Set task>
Exactly reproduce each entry, leaving out nothing.

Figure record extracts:
_ _ _ _ _ _ _

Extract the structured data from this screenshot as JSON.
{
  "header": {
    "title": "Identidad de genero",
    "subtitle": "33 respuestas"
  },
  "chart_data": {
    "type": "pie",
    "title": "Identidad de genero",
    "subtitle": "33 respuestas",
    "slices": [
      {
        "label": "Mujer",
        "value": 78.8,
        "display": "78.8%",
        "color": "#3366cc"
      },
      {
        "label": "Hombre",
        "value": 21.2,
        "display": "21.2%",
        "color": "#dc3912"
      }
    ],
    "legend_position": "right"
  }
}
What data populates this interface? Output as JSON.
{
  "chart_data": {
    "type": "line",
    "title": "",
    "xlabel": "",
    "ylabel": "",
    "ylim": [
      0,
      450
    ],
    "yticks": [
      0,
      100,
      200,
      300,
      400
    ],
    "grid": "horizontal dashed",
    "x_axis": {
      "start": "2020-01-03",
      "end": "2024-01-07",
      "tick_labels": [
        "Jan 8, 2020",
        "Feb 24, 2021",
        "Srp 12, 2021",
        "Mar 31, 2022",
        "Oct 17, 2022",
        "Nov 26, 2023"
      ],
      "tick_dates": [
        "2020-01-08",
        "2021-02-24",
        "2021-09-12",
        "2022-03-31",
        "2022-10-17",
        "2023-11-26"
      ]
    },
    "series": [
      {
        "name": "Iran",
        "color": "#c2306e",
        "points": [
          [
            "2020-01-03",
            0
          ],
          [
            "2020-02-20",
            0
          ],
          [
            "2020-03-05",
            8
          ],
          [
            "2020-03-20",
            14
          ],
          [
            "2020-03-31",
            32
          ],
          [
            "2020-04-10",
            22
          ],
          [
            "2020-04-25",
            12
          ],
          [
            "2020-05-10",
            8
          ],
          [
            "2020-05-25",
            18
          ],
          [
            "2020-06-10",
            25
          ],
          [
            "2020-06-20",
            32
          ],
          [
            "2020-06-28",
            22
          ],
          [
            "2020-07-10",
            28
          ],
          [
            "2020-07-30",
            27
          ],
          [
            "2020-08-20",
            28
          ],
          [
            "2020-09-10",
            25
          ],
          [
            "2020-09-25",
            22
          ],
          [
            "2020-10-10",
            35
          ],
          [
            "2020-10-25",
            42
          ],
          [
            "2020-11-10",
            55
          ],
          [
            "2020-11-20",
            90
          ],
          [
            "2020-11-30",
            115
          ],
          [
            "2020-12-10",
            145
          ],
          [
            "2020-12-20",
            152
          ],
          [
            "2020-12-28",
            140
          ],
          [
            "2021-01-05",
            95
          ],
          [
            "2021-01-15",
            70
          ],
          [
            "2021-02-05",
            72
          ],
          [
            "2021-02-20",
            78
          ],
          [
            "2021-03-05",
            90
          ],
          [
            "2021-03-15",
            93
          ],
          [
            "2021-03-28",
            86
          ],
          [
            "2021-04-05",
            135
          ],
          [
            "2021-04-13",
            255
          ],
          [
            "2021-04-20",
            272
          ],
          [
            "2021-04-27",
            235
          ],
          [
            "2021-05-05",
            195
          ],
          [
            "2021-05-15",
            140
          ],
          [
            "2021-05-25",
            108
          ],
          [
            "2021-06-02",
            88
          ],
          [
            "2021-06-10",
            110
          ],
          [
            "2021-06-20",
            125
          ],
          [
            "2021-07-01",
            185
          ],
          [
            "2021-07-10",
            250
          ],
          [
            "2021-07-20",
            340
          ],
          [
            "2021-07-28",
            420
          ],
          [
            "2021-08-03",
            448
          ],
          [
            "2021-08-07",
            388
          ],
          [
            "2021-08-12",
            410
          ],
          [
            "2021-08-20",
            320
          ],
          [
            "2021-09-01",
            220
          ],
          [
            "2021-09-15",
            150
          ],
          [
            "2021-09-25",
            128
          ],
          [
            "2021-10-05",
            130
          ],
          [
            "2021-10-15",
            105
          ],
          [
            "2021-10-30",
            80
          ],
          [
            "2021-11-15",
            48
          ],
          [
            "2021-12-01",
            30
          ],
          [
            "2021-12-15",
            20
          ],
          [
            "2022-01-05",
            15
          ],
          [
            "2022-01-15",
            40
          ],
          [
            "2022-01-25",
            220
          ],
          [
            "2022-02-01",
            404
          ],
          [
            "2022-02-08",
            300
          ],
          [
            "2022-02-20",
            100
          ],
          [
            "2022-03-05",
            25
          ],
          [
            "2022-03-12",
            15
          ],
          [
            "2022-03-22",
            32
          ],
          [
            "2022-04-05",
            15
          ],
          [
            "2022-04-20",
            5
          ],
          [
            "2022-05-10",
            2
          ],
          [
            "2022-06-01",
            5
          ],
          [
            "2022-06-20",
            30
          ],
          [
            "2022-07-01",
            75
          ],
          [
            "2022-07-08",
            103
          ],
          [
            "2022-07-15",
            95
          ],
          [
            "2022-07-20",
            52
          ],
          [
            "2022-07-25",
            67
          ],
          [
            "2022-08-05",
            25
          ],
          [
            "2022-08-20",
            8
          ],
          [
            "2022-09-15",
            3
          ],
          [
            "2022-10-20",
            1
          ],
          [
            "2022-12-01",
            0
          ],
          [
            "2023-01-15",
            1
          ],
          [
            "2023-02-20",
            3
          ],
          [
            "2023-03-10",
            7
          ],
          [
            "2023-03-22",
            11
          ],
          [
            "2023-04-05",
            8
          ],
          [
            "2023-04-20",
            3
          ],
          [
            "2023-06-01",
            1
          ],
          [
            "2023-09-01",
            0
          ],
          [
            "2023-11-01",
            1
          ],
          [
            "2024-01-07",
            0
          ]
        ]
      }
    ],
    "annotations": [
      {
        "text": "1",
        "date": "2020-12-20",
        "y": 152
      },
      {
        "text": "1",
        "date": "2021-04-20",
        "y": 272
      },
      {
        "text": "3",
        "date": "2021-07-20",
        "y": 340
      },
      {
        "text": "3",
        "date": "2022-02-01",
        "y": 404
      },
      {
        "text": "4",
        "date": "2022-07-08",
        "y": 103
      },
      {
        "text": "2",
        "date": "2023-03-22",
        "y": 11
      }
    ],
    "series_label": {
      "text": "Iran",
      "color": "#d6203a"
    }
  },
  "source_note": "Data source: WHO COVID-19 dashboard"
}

_ _ _ _ _ _ _

Expected answer>
Extract the structured data from this screenshot as JSON.
{
  "header": {
    "title": "Identidad de genero",
    "subtitle": "33 respuestas"
  },
  "chart_data": {
    "type": "pie",
    "title": "Identidad de genero",
    "subtitle": "33 respuestas",
    "slices": [
      {
        "label": "Mujer",
        "value": 78.8,
        "display": "78.8%",
        "color": "#3366cc"
      },
      {
        "label": "Hombre",
        "value": 21.2,
        "display": "21.2%",
        "color": "#dc3912"
      }
    ],
    "legend_position": "right"
  }
}
What data populates this interface? Output as JSON.
{
  "chart_data": {
    "type": "line",
    "title": "",
    "xlabel": "",
    "ylabel": "",
    "ylim": [
      0,
      450
    ],
    "yticks": [
      0,
      100,
      200,
      300,
      400
    ],
    "grid": "horizontal dashed",
    "x_axis": {
      "start": "2020-01-03",
      "end": "2024-01-07",
      "tick_labels": [
        "Jan 8, 2020",
        "Feb 24, 2021",
        "Srp 12, 2021",
        "Mar 31, 2022",
        "Oct 17, 2022",
        "Nov 26, 2023"
      ],
      "tick_dates": [
        "2020-01-08",
        "2021-02-24",
        "2021-09-12",
        "2022-03-31",
        "2022-10-17",
        "2023-11-26"
      ]
    },
    "series": [
      {
        "name": "Iran",
        "color": "#c2306e",
        "points": [
          [
            "2020-01-03",
            0
          ],
          [
            "2020-02-20",
            0
          ],
          [
            "2020-03-05",
            8
          ],
          [
            "2020-03-20",
            14
          ],
          [
            "2020-03-31",
            32
          ],
          [
            "2020-04-10",
            22
          ],
          [
            "2020-04-25",
            12
          ],
          [
            "2020-05-10",
            8
          ],
          [
            "2020-05-25",
            18
          ],
          [
            "2020-06-10",
            25
          ],
          [
            "2020-06-20",
            32
          ],
          [
            "2020-06-28",
            22
          ],
          [
            "2020-07-10",
            28
          ],
          [
            "2020-07-30",
            27
          ],
          [
            "2020-08-20",
            28
          ],
          [
            "2020-09-10",
            25
          ],
          [
            "2020-09-25",
            22
          ],
          [
            "2020-10-10",
            35
          ],
          [
            "2020-10-25",
            42
          ],
          [
            "2020-11-10",
            55
          ],
          [
            "2020-11-20",
            90
          ],
          [
            "2020-11-30",
            115
          ],
          [
            "2020-12-10",
            145
          ],
          [
            "2020-12-20",
            152
          ],
          [
            "2020-12-28",
            140
          ],
          [
            "2021-01-05",
            95
          ],
          [
            "2021-01-15",
            70
          ],
          [
            "2021-02-05",
            72
          ],
          [
            "2021-02-20",
            78
          ],
          [
            "2021-03-05",
            90
          ],
          [
            "2021-03-15",
            93
          ],
          [
            "2021-03-28",
            86
          ],
          [
            "2021-04-05",
            135
          ],
          [
            "2021-04-13",
            255
          ],
          [
            "2021-04-20",
            272
          ],
          [
            "2021-04-27",
            235
          ],
          [
            "2021-05-05",
            195
          ],
          [
            "2021-05-15",
            140
          ],
          [
            "2021-05-25",
            108
          ],
          [
            "2021-06-02",
            88
          ],
          [
            "2021-06-10",
            110
          ],
          [
            "2021-06-20",
            125
          ],
          [
            "2021-07-01",
            185
          ],
          [
            "2021-07-10",
            250
          ],
          [
            "2021-07-20",
            340
          ],
          [
            "2021-07-28",
            420
          ],
          [
            "2021-08-03",
            448
          ],
          [
            "2021-08-07",
            388
          ],
          [
            "2021-08-12",
            410
          ],
          [
            "2021-08-20",
            320
          ],
          [
            "2021-09-01",
            220
          ],
          [
            "2021-09-15",
            150
          ],
          [
            "2021-09-25",
            128
          ],
          [
            "2021-10-05",
            130
          ],
          [
            "2021-10-15",
            105
          ],
          [
            "2021-10-30",
            80
          ],
          [
            "2021-11-15",
            48
          ],
          [
            "2021-12-01",
            30
          ],
          [
            "2021-12-15",
            20
          ],
          [
            "2022-01-05",
            15
          ],
          [
            "2022-01-15",
            40
          ],
          [
            "2022-01-25",
            220
          ],
          [
            "2022-02-01",
            404
          ],
          [
            "2022-02-08",
            300
          ],
          [
            "2022-02-20",
            100
          ],
          [
            "2022-03-05",
            25
          ],
          [
            "2022-03-12",
            15
          ],
          [
            "2022-03-22",
            32
          ],
          [
            "2022-04-05",
            15
          ],
          [
            "2022-04-20",
            5
          ],
          [
            "2022-05-10",
            2
          ],
          [
            "2022-06-01",
            5
          ],
          [
            "2022-06-20",
            30
          ],
          [
            "2022-07-01",
            75
          ],
          [
            "2022-07-08",
            103
          ],
          [
            "2022-07-15",
            95
          ],
          [
            "2022-07-20",
            52
          ],
          [
            "2022-07-25",
            67
          ],
          [
            "2022-08-05",
            25
          ],
          [
            "2022-08-20",
            8
          ],
          [
            "2022-09-15",
            3
          ],
          [
            "2022-10-20",
            1
          ],
          [
            "2022-12-01",
            0
          ],
          [
            "2023-01-15",
            1
          ],
          [
            "2023-02-20",
            3
          ],
          [
            "2023-03-10",
            7
          ],
          [
            "2023-03-22",
            11
          ],
          [
            "2023-04-05",
            8
          ],
          [
            "2023-04-20",
            3
          ],
          [
            "2023-06-01",
            1
          ],
          [
            "2023-09-01",
            0
          ],
          [
            "2023-11-01",
            1
          ],
          [
            "2024-01-07",
            0
          ]
        ]
      }
    ],
    "annotations": [
      {
        "text": "1",
        "date": "2020-12-20",
        "y": 152
      },
      {
        "text": "1",
        "date": "2021-04-20",
        "y": 272
      },
      {
        "text": "3",
        "date": "2021-07-20",
        "y": 340
      },
      {
        "text": "3",
        "date": "2022-02-01",
        "y": 404
      },
      {
        "text": "4",
        "date": "2022-07-08",
        "y": 103
      },
      {
        "text": "2",
        "date": "2023-03-22",
        "y": 11
      }
    ],
    "series_label": {
      "text": "Iran",
      "color": "#d6203a"
    }
  },
  "source_note": "Data source: WHO COVID-19 dashboard"
}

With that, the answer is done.